◆ Records to process
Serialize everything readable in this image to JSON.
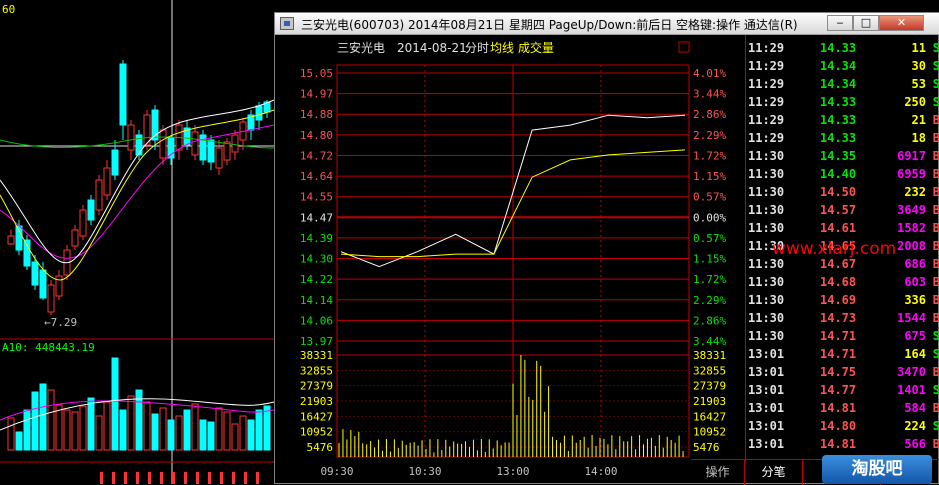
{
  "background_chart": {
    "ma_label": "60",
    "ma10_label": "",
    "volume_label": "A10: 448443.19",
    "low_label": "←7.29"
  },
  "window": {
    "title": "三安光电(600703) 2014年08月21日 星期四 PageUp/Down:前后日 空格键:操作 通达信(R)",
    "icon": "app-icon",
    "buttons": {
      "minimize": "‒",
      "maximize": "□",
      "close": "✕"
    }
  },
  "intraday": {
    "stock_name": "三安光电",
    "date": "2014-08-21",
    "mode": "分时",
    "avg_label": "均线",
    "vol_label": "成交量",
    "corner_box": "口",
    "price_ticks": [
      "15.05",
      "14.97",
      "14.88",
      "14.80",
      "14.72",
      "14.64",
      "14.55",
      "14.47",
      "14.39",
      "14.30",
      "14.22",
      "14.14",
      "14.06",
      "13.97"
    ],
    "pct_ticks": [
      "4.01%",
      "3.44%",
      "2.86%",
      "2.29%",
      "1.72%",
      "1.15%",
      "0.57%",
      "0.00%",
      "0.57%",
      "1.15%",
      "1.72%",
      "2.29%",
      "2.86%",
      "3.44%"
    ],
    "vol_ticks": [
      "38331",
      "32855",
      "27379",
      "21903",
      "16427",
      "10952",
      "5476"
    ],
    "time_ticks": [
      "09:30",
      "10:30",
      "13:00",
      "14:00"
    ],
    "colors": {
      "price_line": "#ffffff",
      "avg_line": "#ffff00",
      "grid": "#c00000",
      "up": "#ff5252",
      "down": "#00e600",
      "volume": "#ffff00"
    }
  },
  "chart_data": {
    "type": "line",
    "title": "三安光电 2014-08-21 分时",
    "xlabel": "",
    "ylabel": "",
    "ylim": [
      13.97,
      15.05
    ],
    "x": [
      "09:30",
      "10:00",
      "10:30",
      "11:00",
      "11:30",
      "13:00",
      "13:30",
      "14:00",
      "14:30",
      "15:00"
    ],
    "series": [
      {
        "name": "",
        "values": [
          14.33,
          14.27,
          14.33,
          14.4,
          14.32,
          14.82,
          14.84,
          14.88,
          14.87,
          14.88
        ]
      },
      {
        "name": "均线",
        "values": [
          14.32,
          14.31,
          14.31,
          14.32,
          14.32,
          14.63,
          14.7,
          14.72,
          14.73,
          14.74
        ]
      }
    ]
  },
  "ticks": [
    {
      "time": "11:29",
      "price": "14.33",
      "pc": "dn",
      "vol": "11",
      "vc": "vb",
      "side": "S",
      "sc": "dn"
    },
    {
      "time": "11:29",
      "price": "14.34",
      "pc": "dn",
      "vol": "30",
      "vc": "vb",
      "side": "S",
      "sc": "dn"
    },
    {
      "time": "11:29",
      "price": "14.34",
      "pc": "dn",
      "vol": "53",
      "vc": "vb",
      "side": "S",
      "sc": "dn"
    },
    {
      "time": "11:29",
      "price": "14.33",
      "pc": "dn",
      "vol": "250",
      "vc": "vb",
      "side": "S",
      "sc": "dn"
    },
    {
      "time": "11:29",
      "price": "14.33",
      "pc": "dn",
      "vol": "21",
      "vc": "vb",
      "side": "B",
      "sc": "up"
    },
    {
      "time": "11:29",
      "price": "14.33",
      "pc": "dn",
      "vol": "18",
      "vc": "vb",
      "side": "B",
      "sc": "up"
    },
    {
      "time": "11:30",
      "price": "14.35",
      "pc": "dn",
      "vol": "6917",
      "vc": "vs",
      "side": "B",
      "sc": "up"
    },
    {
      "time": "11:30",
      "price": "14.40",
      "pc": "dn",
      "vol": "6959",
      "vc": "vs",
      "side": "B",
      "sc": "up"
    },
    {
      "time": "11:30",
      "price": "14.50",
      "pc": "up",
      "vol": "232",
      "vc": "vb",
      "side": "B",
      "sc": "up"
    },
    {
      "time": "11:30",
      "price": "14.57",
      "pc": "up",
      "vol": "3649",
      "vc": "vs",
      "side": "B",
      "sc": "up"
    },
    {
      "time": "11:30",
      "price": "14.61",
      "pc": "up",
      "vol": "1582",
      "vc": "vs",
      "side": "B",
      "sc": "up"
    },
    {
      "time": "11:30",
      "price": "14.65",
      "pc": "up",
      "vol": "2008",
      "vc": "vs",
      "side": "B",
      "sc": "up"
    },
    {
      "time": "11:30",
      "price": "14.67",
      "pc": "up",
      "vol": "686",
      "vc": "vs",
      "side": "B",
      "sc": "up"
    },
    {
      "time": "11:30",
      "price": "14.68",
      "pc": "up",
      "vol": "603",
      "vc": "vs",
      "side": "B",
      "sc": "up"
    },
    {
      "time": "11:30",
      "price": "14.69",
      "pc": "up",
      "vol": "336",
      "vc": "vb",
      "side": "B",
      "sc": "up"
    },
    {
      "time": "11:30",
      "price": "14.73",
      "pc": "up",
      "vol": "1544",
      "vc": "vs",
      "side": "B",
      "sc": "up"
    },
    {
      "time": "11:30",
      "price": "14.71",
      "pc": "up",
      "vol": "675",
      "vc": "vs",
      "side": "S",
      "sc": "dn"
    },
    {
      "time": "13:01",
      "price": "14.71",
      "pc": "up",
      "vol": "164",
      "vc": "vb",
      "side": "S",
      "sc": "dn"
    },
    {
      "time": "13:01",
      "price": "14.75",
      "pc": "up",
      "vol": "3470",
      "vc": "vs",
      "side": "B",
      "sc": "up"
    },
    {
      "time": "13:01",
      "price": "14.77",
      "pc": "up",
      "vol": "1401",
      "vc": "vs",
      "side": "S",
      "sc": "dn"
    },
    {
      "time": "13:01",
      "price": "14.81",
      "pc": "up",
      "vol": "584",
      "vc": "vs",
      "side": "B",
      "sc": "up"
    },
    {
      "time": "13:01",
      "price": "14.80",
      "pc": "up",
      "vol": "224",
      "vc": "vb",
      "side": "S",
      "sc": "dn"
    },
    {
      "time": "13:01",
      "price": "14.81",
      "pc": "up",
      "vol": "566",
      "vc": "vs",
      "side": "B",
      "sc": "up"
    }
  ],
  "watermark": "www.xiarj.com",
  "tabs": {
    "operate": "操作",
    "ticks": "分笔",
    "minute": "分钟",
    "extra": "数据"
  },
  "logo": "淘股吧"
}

◆ Exercise objective
In the listing, find each line with the string "title" and copy it.

◆ Finished exercise
    "title": "三安光电(600703) 2014年08月21日 星期四 PageUp/Down:前后日 空格键:操作 通达信(R)",
    "title": "三安光电 2014-08-21 分时",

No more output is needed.